• [WHAT TO WORK ON]:
Comb the records below for the string "Druck" and copy each line where it turns up.

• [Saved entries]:
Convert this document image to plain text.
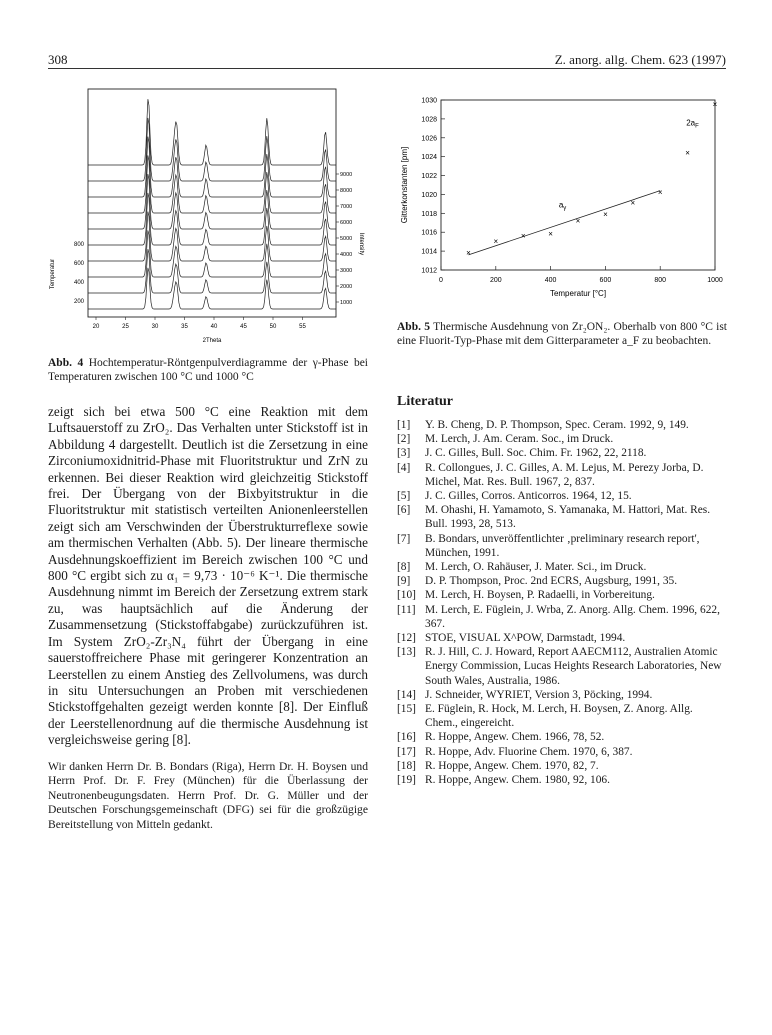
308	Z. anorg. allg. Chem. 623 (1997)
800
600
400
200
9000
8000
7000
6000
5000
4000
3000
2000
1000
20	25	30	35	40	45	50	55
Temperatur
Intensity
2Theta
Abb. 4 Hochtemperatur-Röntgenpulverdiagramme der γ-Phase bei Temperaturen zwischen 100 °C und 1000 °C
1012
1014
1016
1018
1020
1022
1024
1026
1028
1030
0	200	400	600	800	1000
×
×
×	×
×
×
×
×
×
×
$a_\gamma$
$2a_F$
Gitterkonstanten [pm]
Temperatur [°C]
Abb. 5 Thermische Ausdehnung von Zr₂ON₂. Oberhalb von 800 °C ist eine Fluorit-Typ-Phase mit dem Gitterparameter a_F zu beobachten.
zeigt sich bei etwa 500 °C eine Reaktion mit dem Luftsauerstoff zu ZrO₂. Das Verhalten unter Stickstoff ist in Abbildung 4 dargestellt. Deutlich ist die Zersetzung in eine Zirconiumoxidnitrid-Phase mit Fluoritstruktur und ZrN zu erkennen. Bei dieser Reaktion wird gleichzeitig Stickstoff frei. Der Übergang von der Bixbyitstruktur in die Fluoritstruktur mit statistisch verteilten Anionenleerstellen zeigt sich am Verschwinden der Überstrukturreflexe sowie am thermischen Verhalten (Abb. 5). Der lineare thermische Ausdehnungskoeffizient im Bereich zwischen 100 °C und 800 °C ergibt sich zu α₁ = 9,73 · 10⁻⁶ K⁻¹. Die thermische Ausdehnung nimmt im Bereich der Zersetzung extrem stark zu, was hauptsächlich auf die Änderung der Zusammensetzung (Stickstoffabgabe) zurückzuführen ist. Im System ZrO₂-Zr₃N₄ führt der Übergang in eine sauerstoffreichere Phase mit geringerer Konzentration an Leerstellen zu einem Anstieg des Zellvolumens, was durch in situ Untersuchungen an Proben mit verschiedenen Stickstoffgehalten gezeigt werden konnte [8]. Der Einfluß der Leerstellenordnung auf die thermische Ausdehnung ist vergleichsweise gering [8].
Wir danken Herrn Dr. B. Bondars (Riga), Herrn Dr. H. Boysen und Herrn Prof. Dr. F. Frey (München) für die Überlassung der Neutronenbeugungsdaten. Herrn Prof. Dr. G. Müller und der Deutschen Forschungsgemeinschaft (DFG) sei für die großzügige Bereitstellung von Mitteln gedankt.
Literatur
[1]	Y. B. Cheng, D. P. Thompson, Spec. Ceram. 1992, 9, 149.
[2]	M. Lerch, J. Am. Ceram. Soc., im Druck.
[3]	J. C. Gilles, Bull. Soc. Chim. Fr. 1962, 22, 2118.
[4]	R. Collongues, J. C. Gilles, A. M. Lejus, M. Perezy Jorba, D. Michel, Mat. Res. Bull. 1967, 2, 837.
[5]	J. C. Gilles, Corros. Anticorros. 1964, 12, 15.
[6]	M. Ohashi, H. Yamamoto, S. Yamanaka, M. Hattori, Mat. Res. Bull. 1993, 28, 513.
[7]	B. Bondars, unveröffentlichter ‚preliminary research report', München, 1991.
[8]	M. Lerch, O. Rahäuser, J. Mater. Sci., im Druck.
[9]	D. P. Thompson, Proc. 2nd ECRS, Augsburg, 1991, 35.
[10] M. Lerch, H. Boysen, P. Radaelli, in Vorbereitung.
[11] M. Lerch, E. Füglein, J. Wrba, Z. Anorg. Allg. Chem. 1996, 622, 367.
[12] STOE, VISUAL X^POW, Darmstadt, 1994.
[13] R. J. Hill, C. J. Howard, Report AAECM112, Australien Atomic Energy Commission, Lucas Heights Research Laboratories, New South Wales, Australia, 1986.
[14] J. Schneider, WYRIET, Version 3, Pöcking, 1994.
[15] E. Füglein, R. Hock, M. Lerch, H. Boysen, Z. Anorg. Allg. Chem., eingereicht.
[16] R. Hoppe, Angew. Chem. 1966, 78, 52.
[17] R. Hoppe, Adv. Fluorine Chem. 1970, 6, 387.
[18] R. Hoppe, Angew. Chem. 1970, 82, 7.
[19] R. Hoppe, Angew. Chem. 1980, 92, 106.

* * *

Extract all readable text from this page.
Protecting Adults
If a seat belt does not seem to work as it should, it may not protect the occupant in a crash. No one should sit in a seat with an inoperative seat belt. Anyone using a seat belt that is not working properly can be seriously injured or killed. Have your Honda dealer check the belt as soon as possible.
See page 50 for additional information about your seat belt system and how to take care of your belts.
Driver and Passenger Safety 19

==

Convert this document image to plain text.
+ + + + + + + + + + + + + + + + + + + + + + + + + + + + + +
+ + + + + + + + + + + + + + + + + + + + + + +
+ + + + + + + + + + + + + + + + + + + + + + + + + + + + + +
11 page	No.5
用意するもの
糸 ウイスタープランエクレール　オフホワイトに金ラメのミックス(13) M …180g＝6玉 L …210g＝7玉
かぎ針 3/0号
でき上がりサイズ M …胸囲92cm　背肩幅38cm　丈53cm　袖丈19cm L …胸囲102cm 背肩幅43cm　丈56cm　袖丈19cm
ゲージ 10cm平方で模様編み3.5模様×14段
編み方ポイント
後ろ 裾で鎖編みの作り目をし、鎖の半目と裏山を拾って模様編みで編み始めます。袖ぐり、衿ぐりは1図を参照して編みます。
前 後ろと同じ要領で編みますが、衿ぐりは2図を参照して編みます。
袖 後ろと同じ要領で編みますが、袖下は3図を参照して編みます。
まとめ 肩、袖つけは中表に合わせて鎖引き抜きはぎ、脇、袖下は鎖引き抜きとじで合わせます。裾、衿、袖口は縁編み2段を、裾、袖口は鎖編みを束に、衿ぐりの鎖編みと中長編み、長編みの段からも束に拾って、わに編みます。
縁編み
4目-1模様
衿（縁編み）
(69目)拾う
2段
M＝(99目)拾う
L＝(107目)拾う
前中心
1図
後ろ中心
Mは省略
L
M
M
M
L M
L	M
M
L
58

• [EXERCISE OUTPUT]:
[2]	M. Lerch, J. Am. Ceram. Soc., im Druck.
[8]	M. Lerch, O. Rahäuser, J. Mater. Sci., im Druck.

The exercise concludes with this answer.